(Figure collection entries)
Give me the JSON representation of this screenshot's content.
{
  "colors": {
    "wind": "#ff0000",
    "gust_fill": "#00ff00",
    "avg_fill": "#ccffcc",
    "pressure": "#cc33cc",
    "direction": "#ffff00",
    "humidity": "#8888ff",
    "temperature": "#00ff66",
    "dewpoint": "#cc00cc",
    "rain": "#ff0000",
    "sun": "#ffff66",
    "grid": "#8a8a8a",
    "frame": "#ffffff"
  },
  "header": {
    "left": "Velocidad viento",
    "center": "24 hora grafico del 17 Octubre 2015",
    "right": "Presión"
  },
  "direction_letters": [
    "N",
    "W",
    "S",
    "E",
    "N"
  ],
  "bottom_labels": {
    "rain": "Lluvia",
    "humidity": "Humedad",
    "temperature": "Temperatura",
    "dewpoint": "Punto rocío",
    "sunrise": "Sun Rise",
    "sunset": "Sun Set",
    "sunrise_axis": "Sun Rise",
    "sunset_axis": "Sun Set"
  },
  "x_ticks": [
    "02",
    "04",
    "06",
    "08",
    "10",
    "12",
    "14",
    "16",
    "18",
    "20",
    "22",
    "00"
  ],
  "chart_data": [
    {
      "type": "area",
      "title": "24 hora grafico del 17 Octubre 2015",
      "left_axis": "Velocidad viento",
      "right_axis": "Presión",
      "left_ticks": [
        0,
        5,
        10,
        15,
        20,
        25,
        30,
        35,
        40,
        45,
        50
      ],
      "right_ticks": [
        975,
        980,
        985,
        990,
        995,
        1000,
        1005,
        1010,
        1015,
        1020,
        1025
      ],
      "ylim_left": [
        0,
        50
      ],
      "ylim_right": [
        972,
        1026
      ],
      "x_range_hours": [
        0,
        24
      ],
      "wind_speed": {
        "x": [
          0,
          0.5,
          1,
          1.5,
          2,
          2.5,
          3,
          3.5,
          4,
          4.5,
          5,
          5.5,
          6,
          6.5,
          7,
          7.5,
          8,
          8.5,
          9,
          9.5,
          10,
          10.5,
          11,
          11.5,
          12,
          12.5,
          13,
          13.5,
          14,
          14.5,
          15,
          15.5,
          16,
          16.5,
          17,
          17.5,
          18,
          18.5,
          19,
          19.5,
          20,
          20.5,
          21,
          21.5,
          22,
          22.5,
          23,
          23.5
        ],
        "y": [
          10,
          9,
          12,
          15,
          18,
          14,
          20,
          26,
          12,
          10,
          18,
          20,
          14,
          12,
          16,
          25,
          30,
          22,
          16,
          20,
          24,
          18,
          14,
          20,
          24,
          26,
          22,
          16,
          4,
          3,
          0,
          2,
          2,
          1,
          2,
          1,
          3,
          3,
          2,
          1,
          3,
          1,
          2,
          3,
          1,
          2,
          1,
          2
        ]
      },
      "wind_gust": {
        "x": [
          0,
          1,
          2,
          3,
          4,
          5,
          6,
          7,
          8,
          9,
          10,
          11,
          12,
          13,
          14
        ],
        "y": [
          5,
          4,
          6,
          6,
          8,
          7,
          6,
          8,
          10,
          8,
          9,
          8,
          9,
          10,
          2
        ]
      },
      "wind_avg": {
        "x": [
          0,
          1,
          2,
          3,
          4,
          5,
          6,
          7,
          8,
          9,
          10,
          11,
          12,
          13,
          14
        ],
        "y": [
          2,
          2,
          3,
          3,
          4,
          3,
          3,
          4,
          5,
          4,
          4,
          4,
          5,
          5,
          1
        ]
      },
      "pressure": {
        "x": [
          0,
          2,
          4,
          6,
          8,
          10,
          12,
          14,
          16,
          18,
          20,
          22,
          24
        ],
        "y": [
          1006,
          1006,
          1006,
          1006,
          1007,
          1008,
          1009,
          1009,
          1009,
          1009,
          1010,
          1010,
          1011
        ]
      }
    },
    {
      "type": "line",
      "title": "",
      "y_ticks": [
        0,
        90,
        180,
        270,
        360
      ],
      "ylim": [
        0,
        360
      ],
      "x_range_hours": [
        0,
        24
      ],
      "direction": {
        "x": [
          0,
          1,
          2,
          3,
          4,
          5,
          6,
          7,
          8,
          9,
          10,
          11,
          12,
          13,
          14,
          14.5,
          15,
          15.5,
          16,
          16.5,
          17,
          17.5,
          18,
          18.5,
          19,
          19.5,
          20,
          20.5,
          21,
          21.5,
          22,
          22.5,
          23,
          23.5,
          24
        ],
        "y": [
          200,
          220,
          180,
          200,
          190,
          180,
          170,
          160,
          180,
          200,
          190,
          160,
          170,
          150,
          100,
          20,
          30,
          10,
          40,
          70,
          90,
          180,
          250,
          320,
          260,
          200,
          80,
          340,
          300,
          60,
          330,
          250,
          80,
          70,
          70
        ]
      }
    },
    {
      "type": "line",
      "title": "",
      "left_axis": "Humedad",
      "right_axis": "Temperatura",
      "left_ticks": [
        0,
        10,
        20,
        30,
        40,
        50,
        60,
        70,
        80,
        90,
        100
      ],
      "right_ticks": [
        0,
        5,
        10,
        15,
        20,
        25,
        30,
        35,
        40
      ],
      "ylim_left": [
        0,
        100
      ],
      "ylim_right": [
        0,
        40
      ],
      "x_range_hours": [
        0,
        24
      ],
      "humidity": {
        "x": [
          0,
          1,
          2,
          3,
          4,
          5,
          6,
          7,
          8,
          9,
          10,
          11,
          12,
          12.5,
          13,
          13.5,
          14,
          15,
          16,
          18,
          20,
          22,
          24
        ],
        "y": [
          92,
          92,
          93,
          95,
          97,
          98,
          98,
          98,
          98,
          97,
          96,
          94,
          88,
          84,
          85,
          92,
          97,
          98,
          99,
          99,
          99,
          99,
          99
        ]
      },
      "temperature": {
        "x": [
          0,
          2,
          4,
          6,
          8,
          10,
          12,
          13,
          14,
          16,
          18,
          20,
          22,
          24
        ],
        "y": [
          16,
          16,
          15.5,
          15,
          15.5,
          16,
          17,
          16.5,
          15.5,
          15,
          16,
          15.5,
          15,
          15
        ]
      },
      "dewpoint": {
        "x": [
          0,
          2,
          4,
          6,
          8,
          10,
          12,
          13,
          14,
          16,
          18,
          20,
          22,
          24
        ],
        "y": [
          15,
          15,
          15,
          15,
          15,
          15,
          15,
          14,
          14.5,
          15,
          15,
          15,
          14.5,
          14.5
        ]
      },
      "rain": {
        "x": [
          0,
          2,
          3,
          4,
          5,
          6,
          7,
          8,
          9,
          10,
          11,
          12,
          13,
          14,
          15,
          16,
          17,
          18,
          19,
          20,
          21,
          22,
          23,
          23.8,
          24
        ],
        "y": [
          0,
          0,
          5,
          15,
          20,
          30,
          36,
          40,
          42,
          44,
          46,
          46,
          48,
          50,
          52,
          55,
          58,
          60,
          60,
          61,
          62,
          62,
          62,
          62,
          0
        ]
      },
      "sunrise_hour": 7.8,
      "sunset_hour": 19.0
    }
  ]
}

- BRIEF
Scan the material line by line and report each one that contains "Velocidad".

- REPLY
    "left": "Velocidad viento",
      "left_axis": "Velocidad viento",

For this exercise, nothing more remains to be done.